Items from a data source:
========================

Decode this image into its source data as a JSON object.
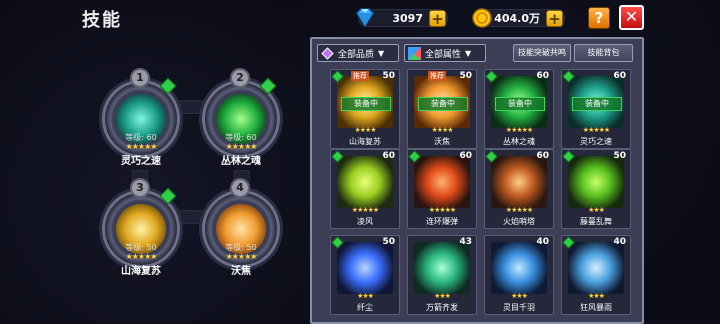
{
  "title": "技能",
  "resources": {
    "gems": "3097",
    "coins": "404.0万"
  },
  "colors": {
    "gem": "#3ab6ff",
    "coin": "#ffc414",
    "upgrade": "#2fd048",
    "star": "#ffd23a"
  },
  "buttons": {
    "help": "?",
    "close": "✕",
    "plus": "+"
  },
  "equipped": [
    {
      "slot": "1",
      "level_label": "等级: 60",
      "stars": "★★★★★",
      "name": "灵巧之速",
      "art": "teal"
    },
    {
      "slot": "2",
      "level_label": "等级: 60",
      "stars": "★★★★★",
      "name": "丛林之魂",
      "art": "green"
    },
    {
      "slot": "3",
      "level_label": "等级: 50",
      "stars": "★★★★★",
      "name": "山海复苏",
      "art": "gold"
    },
    {
      "slot": "4",
      "level_label": "等级: 50",
      "stars": "★★★★★",
      "name": "沃焦",
      "art": "orange"
    }
  ],
  "panel": {
    "filter_quality": "全部品质",
    "filter_attr": "全部属性",
    "btn_breakthrough": "技能突破共鸣",
    "btn_bag": "技能背包",
    "equipped_label": "装备中",
    "recommend_label": "推荐"
  },
  "skills": [
    {
      "name": "山海复苏",
      "level": "50",
      "stars": "★★★★",
      "equipped": true,
      "recommend": true,
      "art": "gold",
      "upgrade": true
    },
    {
      "name": "沃焦",
      "level": "50",
      "stars": "★★★★",
      "equipped": true,
      "recommend": true,
      "art": "orange",
      "upgrade": false
    },
    {
      "name": "丛林之魂",
      "level": "60",
      "stars": "★★★★★",
      "equipped": true,
      "recommend": false,
      "art": "green",
      "upgrade": true
    },
    {
      "name": "灵巧之速",
      "level": "60",
      "stars": "★★★★★",
      "equipped": true,
      "recommend": false,
      "art": "teal",
      "upgrade": true
    },
    {
      "name": "凌风",
      "level": "60",
      "stars": "★★★★★",
      "equipped": false,
      "recommend": false,
      "art": "lime",
      "upgrade": true
    },
    {
      "name": "连环爆弹",
      "level": "60",
      "stars": "★★★★★",
      "equipped": false,
      "recommend": false,
      "art": "bomb",
      "upgrade": true
    },
    {
      "name": "火焰哨塔",
      "level": "60",
      "stars": "★★★★★",
      "equipped": false,
      "recommend": false,
      "art": "tower",
      "upgrade": true
    },
    {
      "name": "藤蔓乱舞",
      "level": "50",
      "stars": "★★★",
      "equipped": false,
      "recommend": false,
      "art": "vine",
      "upgrade": true
    },
    {
      "name": "纤尘",
      "level": "50",
      "stars": "★★★",
      "equipped": false,
      "recommend": false,
      "art": "blue",
      "upgrade": true
    },
    {
      "name": "万箭齐发",
      "level": "43",
      "stars": "★★★",
      "equipped": false,
      "recommend": false,
      "art": "arrows",
      "upgrade": false
    },
    {
      "name": "灵目千羽",
      "level": "40",
      "stars": "★★★",
      "equipped": false,
      "recommend": false,
      "art": "feather",
      "upgrade": false
    },
    {
      "name": "狂风暴雨",
      "level": "40",
      "stars": "★★★",
      "equipped": false,
      "recommend": false,
      "art": "storm",
      "upgrade": true
    }
  ]
}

========================

=== BRIEF ===
Quote the entries in full. Any image among them is to be omitted from the copy.

=== RESULT FOR THIS EXERCISE ===
Decode this image into its source data as a JSON object.
{
  "title": "技能",
  "resources": {
    "gems": "3097",
    "coins": "404.0万"
  },
  "colors": {
    "gem": "#3ab6ff",
    "coin": "#ffc414",
    "upgrade": "#2fd048",
    "star": "#ffd23a"
  },
  "buttons": {
    "help": "?",
    "close": "✕",
    "plus": "+"
  },
  "equipped": [
    {
      "slot": "1",
      "level_label": "等级: 60",
      "stars": "★★★★★",
      "name": "灵巧之速",
      "art": "teal"
    },
    {
      "slot": "2",
      "level_label": "等级: 60",
      "stars": "★★★★★",
      "name": "丛林之魂",
      "art": "green"
    },
    {
      "slot": "3",
      "level_label": "等级: 50",
      "stars": "★★★★★",
      "name": "山海复苏",
      "art": "gold"
    },
    {
      "slot": "4",
      "level_label": "等级: 50",
      "stars": "★★★★★",
      "name": "沃焦",
      "art": "orange"
    }
  ],
  "panel": {
    "filter_quality": "全部品质",
    "filter_attr": "全部属性",
    "btn_breakthrough": "技能突破共鸣",
    "btn_bag": "技能背包",
    "equipped_label": "装备中",
    "recommend_label": "推荐"
  },
  "skills": [
    {
      "name": "山海复苏",
      "level": "50",
      "stars": "★★★★",
      "equipped": true,
      "recommend": true,
      "art": "gold",
      "upgrade": true
    },
    {
      "name": "沃焦",
      "level": "50",
      "stars": "★★★★",
      "equipped": true,
      "recommend": true,
      "art": "orange",
      "upgrade": false
    },
    {
      "name": "丛林之魂",
      "level": "60",
      "stars": "★★★★★",
      "equipped": true,
      "recommend": false,
      "art": "green",
      "upgrade": true
    },
    {
      "name": "灵巧之速",
      "level": "60",
      "stars": "★★★★★",
      "equipped": true,
      "recommend": false,
      "art": "teal",
      "upgrade": true
    },
    {
      "name": "凌风",
      "level": "60",
      "stars": "★★★★★",
      "equipped": false,
      "recommend": false,
      "art": "lime",
      "upgrade": true
    },
    {
      "name": "连环爆弹",
      "level": "60",
      "stars": "★★★★★",
      "equipped": false,
      "recommend": false,
      "art": "bomb",
      "upgrade": true
    },
    {
      "name": "火焰哨塔",
      "level": "60",
      "stars": "★★★★★",
      "equipped": false,
      "recommend": false,
      "art": "tower",
      "upgrade": true
    },
    {
      "name": "藤蔓乱舞",
      "level": "50",
      "stars": "★★★",
      "equipped": false,
      "recommend": false,
      "art": "vine",
      "upgrade": true
    },
    {
      "name": "纤尘",
      "level": "50",
      "stars": "★★★",
      "equipped": false,
      "recommend": false,
      "art": "blue",
      "upgrade": true
    },
    {
      "name": "万箭齐发",
      "level": "43",
      "stars": "★★★",
      "equipped": false,
      "recommend": false,
      "art": "arrows",
      "upgrade": false
    },
    {
      "name": "灵目千羽",
      "level": "40",
      "stars": "★★★",
      "equipped": false,
      "recommend": false,
      "art": "feather",
      "upgrade": false
    },
    {
      "name": "狂风暴雨",
      "level": "40",
      "stars": "★★★",
      "equipped": false,
      "recommend": false,
      "art": "storm",
      "upgrade": true
    }
  ]
}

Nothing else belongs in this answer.